WHAT YOU SHOULD DO =>
Transcribe the material word for word, but without the images.

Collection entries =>

◆ ◆ ◆ ◆ ◆ ◆ ◆

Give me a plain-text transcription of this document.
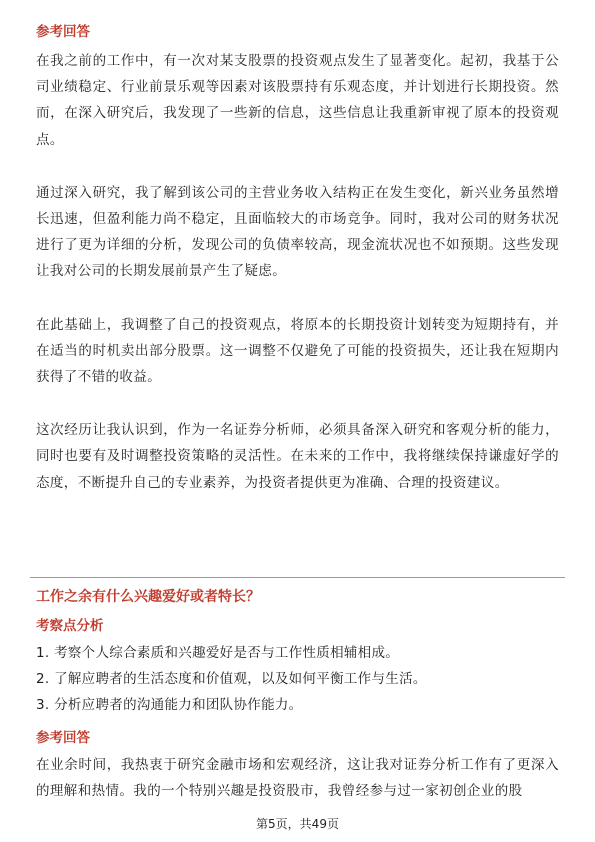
参考回答

在我之前的工作中，有一次对某支股票的投资观点发生了显著变化。起初，我基于公司业绩稳定、行业前景乐观等因素对该股票持有乐观态度，并计划进行长期投资。然而，在深入研究后，我发现了一些新的信息，这些信息让我重新审视了原本的投资观点。

通过深入研究，我了解到该公司的主营业务收入结构正在发生变化，新兴业务虽然增长迅速，但盈利能力尚不稳定，且面临较大的市场竞争。同时，我对公司的财务状况进行了更为详细的分析，发现公司的负债率较高，现金流状况也不如预期。这些发现让我对公司的长期发展前景产生了疑虑。

在此基础上，我调整了自己的投资观点，将原本的长期投资计划转变为短期持有，并在适当的时机卖出部分股票。这一调整不仅避免了可能的投资损失，还让我在短期内获得了不错的收益。

这次经历让我认识到，作为一名证券分析师，必须具备深入研究和客观分析的能力，同时也要有及时调整投资策略的灵活性。在未来的工作中，我将继续保持谦虚好学的态度，不断提升自己的专业素养，为投资者提供更为准确、合理的投资建议。

工作之余有什么兴趣爱好或者特长？
考察点分析
1. 考察个人综合素质和兴趣爱好是否与工作性质相辅相成。
2. 了解应聘者的生活态度和价值观，以及如何平衡工作与生活。
3. 分析应聘者的沟通能力和团队协作能力。
参考回答

在业余时间，我热衷于研究金融市场和宏观经济，这让我对证券分析工作有了更深入的理解和热情。我的一个特别兴趣是投资股市，我曾经参与过一家初创企业的股

第5页，共49页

◆ ◆ ◆ ◆ ◆ ◆ ◆

CORRECT ANSWER =>
Give me a plain-text transcription of this document.
参考回答

在我之前的工作中，有一次对某支股票的投资观点发生了显著变化。起初，我基于公司业绩稳定、行业前景乐观等因素对该股票持有乐观态度，并计划进行长期投资。然而，在深入研究后，我发现了一些新的信息，这些信息让我重新审视了原本的投资观点。

通过深入研究，我了解到该公司的主营业务收入结构正在发生变化，新兴业务虽然增长迅速，但盈利能力尚不稳定，且面临较大的市场竞争。同时，我对公司的财务状况进行了更为详细的分析，发现公司的负债率较高，现金流状况也不如预期。这些发现让我对公司的长期发展前景产生了疑虑。

在此基础上，我调整了自己的投资观点，将原本的长期投资计划转变为短期持有，并在适当的时机卖出部分股票。这一调整不仅避免了可能的投资损失，还让我在短期内获得了不错的收益。

这次经历让我认识到，作为一名证券分析师，必须具备深入研究和客观分析的能力，同时也要有及时调整投资策略的灵活性。在未来的工作中，我将继续保持谦虚好学的态度，不断提升自己的专业素养，为投资者提供更为准确、合理的投资建议。

工作之余有什么兴趣爱好或者特长？
考察点分析
1. 考察个人综合素质和兴趣爱好是否与工作性质相辅相成。
2. 了解应聘者的生活态度和价值观，以及如何平衡工作与生活。
3. 分析应聘者的沟通能力和团队协作能力。
参考回答

在业余时间，我热衷于研究金融市场和宏观经济，这让我对证券分析工作有了更深入的理解和热情。我的一个特别兴趣是投资股市，我曾经参与过一家初创企业的股

第5页，共49页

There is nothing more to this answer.